Please transcribe the data below exactly. Leave the pictures out.

──────── Records for this task ────────

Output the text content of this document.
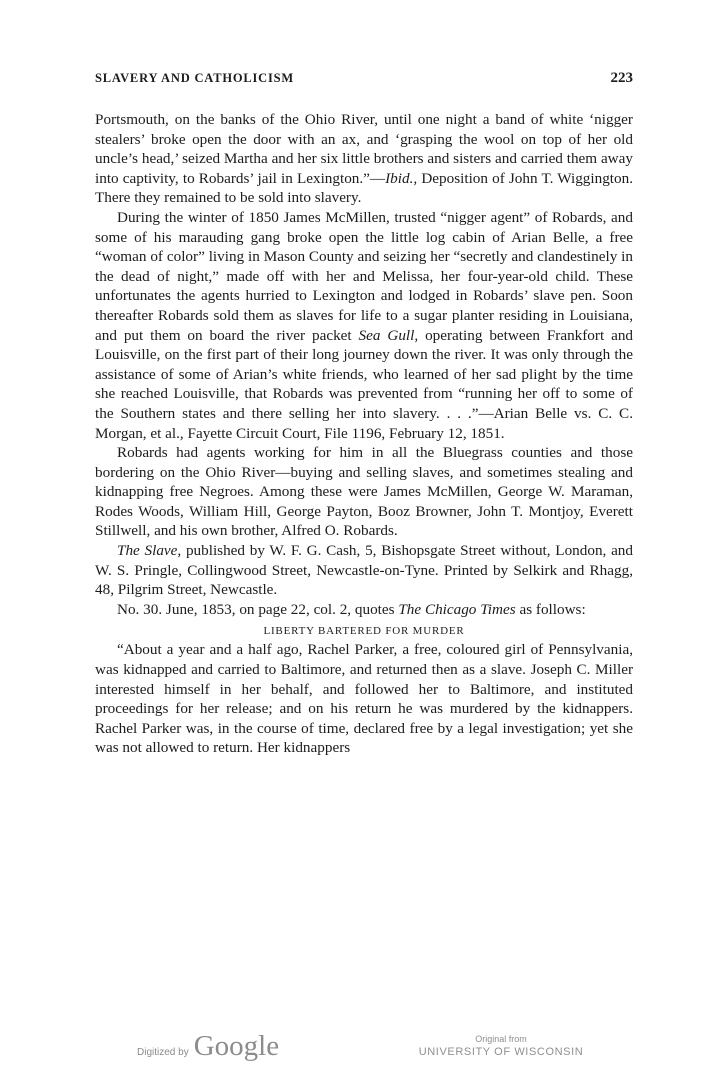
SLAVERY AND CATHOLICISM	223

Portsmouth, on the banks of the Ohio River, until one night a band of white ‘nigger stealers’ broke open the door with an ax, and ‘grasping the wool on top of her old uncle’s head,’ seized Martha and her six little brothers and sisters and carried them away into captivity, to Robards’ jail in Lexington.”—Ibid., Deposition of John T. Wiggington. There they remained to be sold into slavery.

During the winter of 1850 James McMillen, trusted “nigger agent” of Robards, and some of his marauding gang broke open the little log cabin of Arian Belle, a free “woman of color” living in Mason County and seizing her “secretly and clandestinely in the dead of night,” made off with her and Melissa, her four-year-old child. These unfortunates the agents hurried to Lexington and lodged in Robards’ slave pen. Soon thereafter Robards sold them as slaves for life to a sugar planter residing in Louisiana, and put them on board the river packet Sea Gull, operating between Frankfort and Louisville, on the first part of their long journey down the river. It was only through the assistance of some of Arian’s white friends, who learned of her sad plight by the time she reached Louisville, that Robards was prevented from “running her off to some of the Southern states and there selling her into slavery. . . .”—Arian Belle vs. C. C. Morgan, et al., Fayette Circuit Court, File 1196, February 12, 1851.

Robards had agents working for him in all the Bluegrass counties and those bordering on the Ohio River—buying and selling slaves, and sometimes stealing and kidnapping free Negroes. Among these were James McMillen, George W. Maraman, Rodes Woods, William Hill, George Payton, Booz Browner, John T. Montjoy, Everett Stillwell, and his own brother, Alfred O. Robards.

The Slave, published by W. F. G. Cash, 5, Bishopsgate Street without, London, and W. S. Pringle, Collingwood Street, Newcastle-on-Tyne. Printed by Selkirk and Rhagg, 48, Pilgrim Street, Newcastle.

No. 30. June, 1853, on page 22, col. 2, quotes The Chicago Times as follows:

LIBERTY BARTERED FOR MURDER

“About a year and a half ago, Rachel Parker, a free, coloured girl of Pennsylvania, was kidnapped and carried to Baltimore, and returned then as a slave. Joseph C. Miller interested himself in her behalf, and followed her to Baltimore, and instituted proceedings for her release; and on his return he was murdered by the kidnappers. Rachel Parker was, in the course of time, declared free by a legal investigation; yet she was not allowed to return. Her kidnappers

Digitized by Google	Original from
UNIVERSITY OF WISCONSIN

────────

### Exercise solution
Output the text content of this document.
SLAVERY AND CATHOLICISM	223

Portsmouth, on the banks of the Ohio River, until one night a band of white ‘nigger stealers’ broke open the door with an ax, and ‘grasping the wool on top of her old uncle’s head,’ seized Martha and her six little brothers and sisters and carried them away into captivity, to Robards’ jail in Lexington.”—Ibid., Deposition of John T. Wiggington. There they remained to be sold into slavery.

During the winter of 1850 James McMillen, trusted “nigger agent” of Robards, and some of his marauding gang broke open the little log cabin of Arian Belle, a free “woman of color” living in Mason County and seizing her “secretly and clandestinely in the dead of night,” made off with her and Melissa, her four-year-old child. These unfortunates the agents hurried to Lexington and lodged in Robards’ slave pen. Soon thereafter Robards sold them as slaves for life to a sugar planter residing in Louisiana, and put them on board the river packet Sea Gull, operating between Frankfort and Louisville, on the first part of their long journey down the river. It was only through the assistance of some of Arian’s white friends, who learned of her sad plight by the time she reached Louisville, that Robards was prevented from “running her off to some of the Southern states and there selling her into slavery. . . .”—Arian Belle vs. C. C. Morgan, et al., Fayette Circuit Court, File 1196, February 12, 1851.

Robards had agents working for him in all the Bluegrass counties and those bordering on the Ohio River—buying and selling slaves, and sometimes stealing and kidnapping free Negroes. Among these were James McMillen, George W. Maraman, Rodes Woods, William Hill, George Payton, Booz Browner, John T. Montjoy, Everett Stillwell, and his own brother, Alfred O. Robards.

The Slave, published by W. F. G. Cash, 5, Bishopsgate Street without, London, and W. S. Pringle, Collingwood Street, Newcastle-on-Tyne. Printed by Selkirk and Rhagg, 48, Pilgrim Street, Newcastle.

No. 30. June, 1853, on page 22, col. 2, quotes The Chicago Times as follows:

LIBERTY BARTERED FOR MURDER

“About a year and a half ago, Rachel Parker, a free, coloured girl of Pennsylvania, was kidnapped and carried to Baltimore, and returned then as a slave. Joseph C. Miller interested himself in her behalf, and followed her to Baltimore, and instituted proceedings for her release; and on his return he was murdered by the kidnappers. Rachel Parker was, in the course of time, declared free by a legal investigation; yet she was not allowed to return. Her kidnappers

Digitized by Google	Original from
UNIVERSITY OF WISCONSIN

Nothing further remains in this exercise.